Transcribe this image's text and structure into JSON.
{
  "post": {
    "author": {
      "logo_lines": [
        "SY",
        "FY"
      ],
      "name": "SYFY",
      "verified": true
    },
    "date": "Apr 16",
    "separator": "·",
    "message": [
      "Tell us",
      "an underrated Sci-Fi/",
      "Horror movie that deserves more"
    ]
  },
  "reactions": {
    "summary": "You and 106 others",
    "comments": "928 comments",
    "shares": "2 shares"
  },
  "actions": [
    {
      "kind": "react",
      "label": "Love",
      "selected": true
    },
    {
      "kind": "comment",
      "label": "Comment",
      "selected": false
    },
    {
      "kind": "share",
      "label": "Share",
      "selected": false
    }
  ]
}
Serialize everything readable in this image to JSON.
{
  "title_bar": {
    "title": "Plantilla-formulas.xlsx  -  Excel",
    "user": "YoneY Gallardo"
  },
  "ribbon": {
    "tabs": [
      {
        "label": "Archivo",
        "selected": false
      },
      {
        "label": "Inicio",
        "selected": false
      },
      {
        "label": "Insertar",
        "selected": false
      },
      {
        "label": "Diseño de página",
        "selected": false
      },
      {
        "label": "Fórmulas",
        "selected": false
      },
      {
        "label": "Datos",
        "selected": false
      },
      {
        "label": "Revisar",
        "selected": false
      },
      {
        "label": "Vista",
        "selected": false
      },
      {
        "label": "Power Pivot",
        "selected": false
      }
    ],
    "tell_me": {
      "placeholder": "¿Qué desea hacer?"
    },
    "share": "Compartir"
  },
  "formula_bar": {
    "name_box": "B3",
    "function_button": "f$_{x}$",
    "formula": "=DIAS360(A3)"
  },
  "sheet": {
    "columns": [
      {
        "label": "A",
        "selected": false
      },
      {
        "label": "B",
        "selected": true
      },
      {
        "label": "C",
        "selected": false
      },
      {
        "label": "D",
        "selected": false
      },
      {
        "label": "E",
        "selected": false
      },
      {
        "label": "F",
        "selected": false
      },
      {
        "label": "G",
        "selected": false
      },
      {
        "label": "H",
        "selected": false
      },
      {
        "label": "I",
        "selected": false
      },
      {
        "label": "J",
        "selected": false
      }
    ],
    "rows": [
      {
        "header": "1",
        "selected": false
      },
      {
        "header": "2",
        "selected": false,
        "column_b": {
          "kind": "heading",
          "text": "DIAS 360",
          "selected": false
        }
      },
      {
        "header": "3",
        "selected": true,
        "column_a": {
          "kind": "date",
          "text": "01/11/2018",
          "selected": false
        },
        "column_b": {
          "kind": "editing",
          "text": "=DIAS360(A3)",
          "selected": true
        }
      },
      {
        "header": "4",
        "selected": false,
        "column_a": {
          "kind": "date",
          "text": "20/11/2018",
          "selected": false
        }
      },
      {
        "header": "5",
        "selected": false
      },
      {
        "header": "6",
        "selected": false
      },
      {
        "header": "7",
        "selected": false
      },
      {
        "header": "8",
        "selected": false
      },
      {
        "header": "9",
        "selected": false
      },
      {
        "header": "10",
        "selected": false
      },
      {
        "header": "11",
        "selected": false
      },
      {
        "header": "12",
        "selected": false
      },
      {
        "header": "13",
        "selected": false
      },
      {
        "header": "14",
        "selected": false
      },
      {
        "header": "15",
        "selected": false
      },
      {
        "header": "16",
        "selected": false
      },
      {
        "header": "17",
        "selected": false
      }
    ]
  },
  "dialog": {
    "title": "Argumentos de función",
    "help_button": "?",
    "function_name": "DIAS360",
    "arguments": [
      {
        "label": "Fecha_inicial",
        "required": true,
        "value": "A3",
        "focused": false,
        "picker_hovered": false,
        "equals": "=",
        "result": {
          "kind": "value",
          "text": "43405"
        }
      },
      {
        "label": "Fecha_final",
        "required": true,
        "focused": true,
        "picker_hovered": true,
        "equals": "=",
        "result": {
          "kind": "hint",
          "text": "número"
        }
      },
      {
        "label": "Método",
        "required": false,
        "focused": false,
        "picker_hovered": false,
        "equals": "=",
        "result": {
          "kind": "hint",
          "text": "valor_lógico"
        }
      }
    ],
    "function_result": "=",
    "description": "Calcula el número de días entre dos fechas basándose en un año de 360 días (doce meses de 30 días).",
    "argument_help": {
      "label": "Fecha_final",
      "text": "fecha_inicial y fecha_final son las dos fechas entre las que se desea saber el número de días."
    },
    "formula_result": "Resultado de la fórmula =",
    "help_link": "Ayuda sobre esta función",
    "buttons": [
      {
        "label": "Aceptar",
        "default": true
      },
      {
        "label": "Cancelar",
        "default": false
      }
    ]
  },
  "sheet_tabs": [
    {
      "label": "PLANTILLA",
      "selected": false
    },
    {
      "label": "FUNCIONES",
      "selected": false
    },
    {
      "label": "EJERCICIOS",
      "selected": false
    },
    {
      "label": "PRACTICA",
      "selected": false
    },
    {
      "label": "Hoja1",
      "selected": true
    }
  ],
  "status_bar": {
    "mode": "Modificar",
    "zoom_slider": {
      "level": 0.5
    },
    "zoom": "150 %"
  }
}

···

WHAT THE EXERCISE ASKS. Repeat the data precisely, line by line.

EXERCISE SOLUTION.
Transcribe this image's text and structure into JSON.
{
  "post": {
    "author": {
      "logo_lines": [
        "SY",
        "FY"
      ],
      "name": "SYFY",
      "verified": true
    },
    "date": "Apr 16",
    "separator": "·",
    "message": [
      "Tell us",
      "an underrated Sci-Fi/",
      "Horror movie that deserves more"
    ]
  },
  "reactions": {
    "summary": "You and 106 others",
    "comments": "928 comments",
    "shares": "2 shares"
  },
  "actions": [
    {
      "kind": "react",
      "label": "Love",
      "selected": true
    },
    {
      "kind": "comment",
      "label": "Comment",
      "selected": false
    },
    {
      "kind": "share",
      "label": "Share",
      "selected": false
    }
  ]
}
Serialize everything readable in this image to JSON.
{
  "title_bar": {
    "title": "Plantilla-formulas.xlsx  -  Excel",
    "user": "YoneY Gallardo"
  },
  "ribbon": {
    "tabs": [
      {
        "label": "Archivo",
        "selected": false
      },
      {
        "label": "Inicio",
        "selected": false
      },
      {
        "label": "Insertar",
        "selected": false
      },
      {
        "label": "Diseño de página",
        "selected": false
      },
      {
        "label": "Fórmulas",
        "selected": false
      },
      {
        "label": "Datos",
        "selected": false
      },
      {
        "label": "Revisar",
        "selected": false
      },
      {
        "label": "Vista",
        "selected": false
      },
      {
        "label": "Power Pivot",
        "selected": false
      }
    ],
    "tell_me": {
      "placeholder": "¿Qué desea hacer?"
    },
    "share": "Compartir"
  },
  "formula_bar": {
    "name_box": "B3",
    "function_button": "f$_{x}$",
    "formula": "=DIAS360(A3)"
  },
  "sheet": {
    "columns": [
      {
        "label": "A",
        "selected": false
      },
      {
        "label": "B",
        "selected": true
      },
      {
        "label": "C",
        "selected": false
      },
      {
        "label": "D",
        "selected": false
      },
      {
        "label": "E",
        "selected": false
      },
      {
        "label": "F",
        "selected": false
      },
      {
        "label": "G",
        "selected": false
      },
      {
        "label": "H",
        "selected": false
      },
      {
        "label": "I",
        "selected": false
      },
      {
        "label": "J",
        "selected": false
      }
    ],
    "rows": [
      {
        "header": "1",
        "selected": false
      },
      {
        "header": "2",
        "selected": false,
        "column_b": {
          "kind": "heading",
          "text": "DIAS 360",
          "selected": false
        }
      },
      {
        "header": "3",
        "selected": true,
        "column_a": {
          "kind": "date",
          "text": "01/11/2018",
          "selected": false
        },
        "column_b": {
          "kind": "editing",
          "text": "=DIAS360(A3)",
          "selected": true
        }
      },
      {
        "header": "4",
        "selected": false,
        "column_a": {
          "kind": "date",
          "text": "20/11/2018",
          "selected": false
        }
      },
      {
        "header": "5",
        "selected": false
      },
      {
        "header": "6",
        "selected": false
      },
      {
        "header": "7",
        "selected": false
      },
      {
        "header": "8",
        "selected": false
      },
      {
        "header": "9",
        "selected": false
      },
      {
        "header": "10",
        "selected": false
      },
      {
        "header": "11",
        "selected": false
      },
      {
        "header": "12",
        "selected": false
      },
      {
        "header": "13",
        "selected": false
      },
      {
        "header": "14",
        "selected": false
      },
      {
        "header": "15",
        "selected": false
      },
      {
        "header": "16",
        "selected": false
      },
      {
        "header": "17",
        "selected": false
      }
    ]
  },
  "dialog": {
    "title": "Argumentos de función",
    "help_button": "?",
    "function_name": "DIAS360",
    "arguments": [
      {
        "label": "Fecha_inicial",
        "required": true,
        "value": "A3",
        "focused": false,
        "picker_hovered": false,
        "equals": "=",
        "result": {
          "kind": "value",
          "text": "43405"
        }
      },
      {
        "label": "Fecha_final",
        "required": true,
        "focused": true,
        "picker_hovered": true,
        "equals": "=",
        "result": {
          "kind": "hint",
          "text": "número"
        }
      },
      {
        "label": "Método",
        "required": false,
        "focused": false,
        "picker_hovered": false,
        "equals": "=",
        "result": {
          "kind": "hint",
          "text": "valor_lógico"
        }
      }
    ],
    "function_result": "=",
    "description": "Calcula el número de días entre dos fechas basándose en un año de 360 días (doce meses de 30 días).",
    "argument_help": {
      "label": "Fecha_final",
      "text": "fecha_inicial y fecha_final son las dos fechas entre las que se desea saber el número de días."
    },
    "formula_result": "Resultado de la fórmula =",
    "help_link": "Ayuda sobre esta función",
    "buttons": [
      {
        "label": "Aceptar",
        "default": true
      },
      {
        "label": "Cancelar",
        "default": false
      }
    ]
  },
  "sheet_tabs": [
    {
      "label": "PLANTILLA",
      "selected": false
    },
    {
      "label": "FUNCIONES",
      "selected": false
    },
    {
      "label": "EJERCICIOS",
      "selected": false
    },
    {
      "label": "PRACTICA",
      "selected": false
    },
    {
      "label": "Hoja1",
      "selected": true
    }
  ],
  "status_bar": {
    "mode": "Modificar",
    "zoom_slider": {
      "level": 0.5
    },
    "zoom": "150 %"
  }
}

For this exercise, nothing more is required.